REQUIREMENT: Find every line with the word "hadice" and give their count, nothing else.

SUPPLIED DATA:
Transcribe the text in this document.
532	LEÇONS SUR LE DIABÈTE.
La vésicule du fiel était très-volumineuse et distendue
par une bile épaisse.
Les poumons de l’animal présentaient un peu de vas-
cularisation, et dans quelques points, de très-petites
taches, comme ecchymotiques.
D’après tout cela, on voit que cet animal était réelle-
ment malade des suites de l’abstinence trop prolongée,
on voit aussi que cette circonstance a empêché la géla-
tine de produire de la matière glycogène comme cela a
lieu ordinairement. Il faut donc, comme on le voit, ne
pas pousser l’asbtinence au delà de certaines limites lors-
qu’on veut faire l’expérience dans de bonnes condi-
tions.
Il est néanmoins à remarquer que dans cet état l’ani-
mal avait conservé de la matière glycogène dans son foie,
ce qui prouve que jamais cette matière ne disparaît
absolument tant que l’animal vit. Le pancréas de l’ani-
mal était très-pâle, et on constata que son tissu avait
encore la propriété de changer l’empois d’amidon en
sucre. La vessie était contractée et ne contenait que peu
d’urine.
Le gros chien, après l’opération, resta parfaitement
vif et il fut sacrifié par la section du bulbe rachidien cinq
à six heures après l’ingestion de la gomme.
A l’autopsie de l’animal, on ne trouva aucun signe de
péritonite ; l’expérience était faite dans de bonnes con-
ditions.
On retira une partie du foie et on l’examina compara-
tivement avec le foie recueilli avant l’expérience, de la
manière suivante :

==

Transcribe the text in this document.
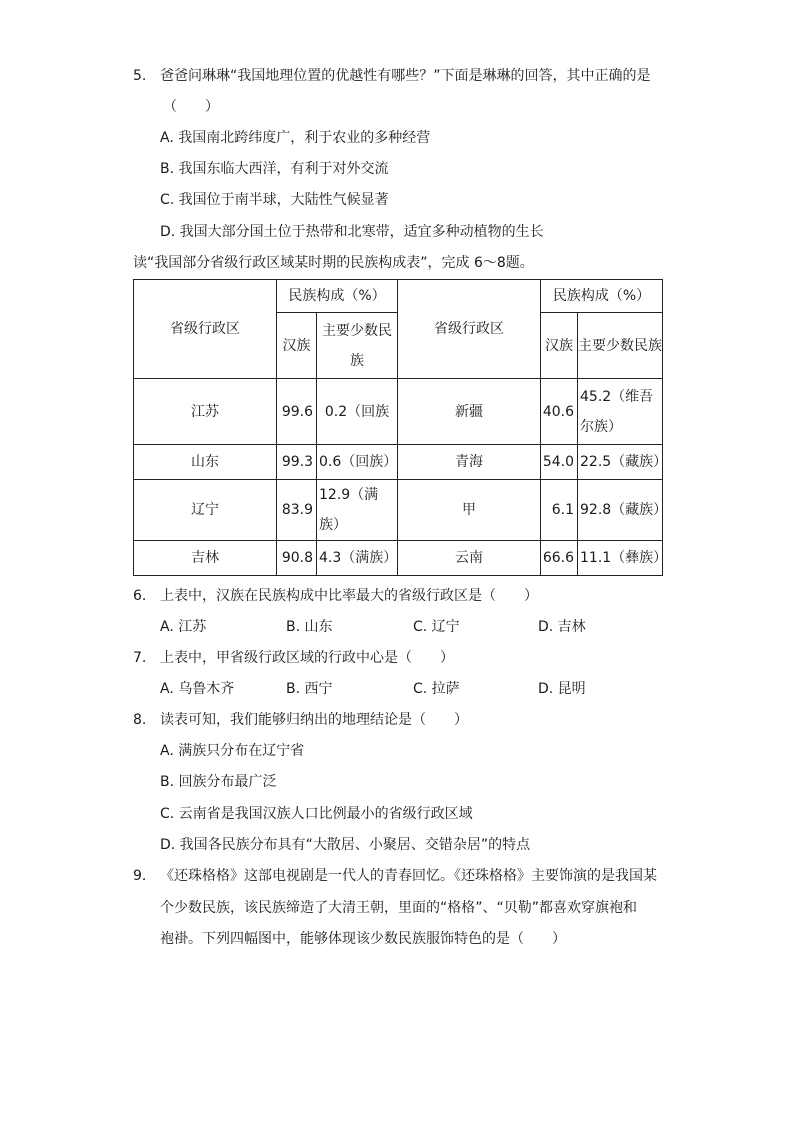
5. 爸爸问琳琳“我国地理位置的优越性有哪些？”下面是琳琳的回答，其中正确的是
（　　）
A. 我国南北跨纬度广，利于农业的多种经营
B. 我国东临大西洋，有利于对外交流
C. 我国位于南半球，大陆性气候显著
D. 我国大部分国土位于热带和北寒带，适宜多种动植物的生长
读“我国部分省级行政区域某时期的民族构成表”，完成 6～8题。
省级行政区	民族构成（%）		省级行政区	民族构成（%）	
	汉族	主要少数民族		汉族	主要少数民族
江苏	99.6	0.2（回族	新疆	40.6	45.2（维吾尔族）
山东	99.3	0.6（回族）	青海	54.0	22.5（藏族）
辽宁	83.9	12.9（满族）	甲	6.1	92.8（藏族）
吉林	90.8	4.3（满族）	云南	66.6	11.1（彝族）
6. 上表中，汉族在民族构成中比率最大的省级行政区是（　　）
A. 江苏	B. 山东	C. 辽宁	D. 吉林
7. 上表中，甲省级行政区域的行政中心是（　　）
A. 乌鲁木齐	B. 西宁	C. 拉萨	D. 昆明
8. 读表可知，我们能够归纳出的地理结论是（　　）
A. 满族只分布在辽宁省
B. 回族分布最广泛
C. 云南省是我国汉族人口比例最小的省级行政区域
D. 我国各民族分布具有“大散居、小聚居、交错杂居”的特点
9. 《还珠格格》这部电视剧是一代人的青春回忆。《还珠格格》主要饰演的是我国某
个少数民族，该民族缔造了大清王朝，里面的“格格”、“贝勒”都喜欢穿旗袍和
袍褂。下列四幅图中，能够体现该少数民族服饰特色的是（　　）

---

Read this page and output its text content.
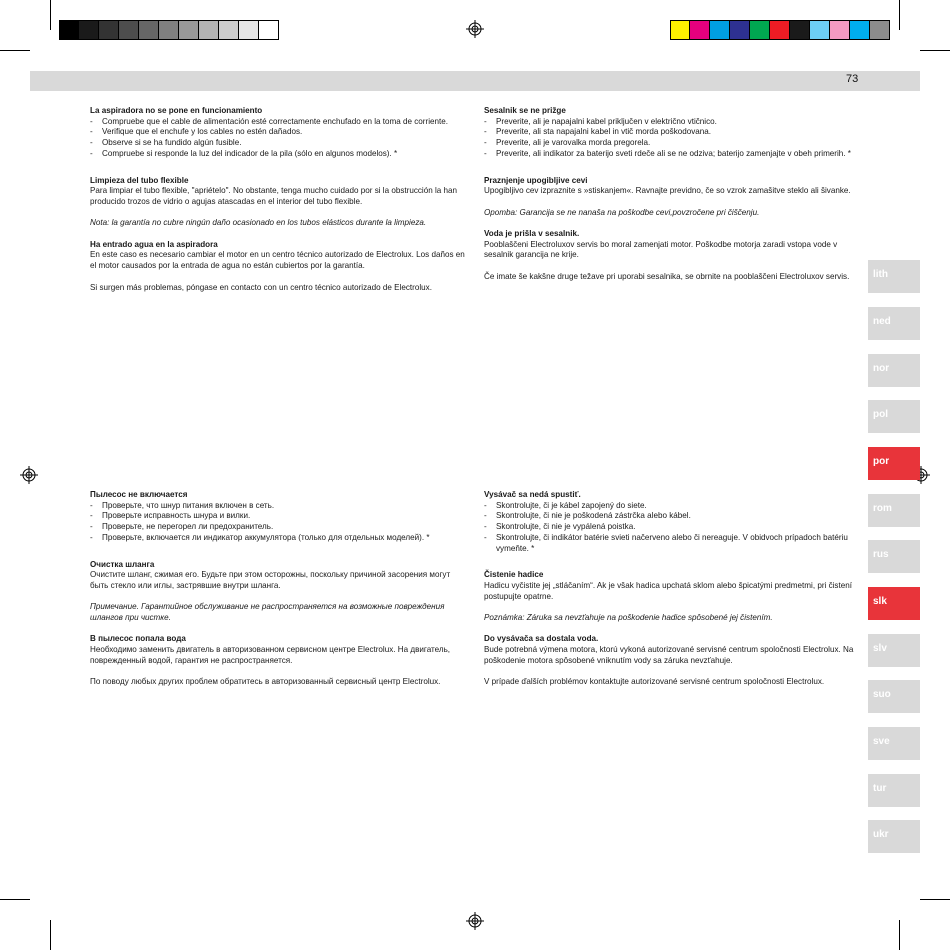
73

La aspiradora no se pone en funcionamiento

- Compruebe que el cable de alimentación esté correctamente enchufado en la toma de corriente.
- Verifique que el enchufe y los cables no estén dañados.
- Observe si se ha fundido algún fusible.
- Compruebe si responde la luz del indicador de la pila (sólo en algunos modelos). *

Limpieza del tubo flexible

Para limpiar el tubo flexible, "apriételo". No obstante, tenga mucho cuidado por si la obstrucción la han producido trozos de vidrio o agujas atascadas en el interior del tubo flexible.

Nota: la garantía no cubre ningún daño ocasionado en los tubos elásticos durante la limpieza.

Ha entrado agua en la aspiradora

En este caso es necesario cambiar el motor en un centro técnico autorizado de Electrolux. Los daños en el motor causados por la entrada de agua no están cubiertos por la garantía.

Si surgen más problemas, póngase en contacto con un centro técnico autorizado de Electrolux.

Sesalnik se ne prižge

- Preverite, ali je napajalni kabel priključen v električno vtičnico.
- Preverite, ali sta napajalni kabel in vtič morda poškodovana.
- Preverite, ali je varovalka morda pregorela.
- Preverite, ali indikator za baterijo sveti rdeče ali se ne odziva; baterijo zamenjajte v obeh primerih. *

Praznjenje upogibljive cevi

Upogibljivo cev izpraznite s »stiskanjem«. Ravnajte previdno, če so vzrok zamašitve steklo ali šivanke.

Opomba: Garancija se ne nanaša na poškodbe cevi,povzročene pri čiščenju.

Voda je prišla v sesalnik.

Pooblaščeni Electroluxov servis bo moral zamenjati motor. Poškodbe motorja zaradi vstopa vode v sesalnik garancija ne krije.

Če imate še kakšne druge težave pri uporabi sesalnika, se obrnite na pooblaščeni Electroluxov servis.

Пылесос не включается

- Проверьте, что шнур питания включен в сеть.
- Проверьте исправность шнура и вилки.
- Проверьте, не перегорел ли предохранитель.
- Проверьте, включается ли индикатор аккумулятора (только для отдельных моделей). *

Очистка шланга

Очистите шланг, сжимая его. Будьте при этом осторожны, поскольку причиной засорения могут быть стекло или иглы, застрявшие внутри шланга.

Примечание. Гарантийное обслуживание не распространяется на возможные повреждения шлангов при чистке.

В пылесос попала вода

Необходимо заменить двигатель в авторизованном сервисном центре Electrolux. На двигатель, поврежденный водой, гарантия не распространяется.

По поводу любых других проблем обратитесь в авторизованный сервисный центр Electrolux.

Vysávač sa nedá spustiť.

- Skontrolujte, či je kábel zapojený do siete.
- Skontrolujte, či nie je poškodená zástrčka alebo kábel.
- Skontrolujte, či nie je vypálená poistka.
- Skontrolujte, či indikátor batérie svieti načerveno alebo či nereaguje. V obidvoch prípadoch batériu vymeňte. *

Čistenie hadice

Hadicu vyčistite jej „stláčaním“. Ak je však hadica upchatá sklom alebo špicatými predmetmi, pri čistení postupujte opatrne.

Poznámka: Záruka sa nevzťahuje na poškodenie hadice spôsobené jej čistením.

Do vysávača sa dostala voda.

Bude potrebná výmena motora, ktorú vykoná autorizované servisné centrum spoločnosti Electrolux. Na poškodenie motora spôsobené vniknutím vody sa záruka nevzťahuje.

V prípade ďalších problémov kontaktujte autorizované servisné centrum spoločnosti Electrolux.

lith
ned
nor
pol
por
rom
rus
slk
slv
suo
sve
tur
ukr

RESULT OF THIS TASK: 2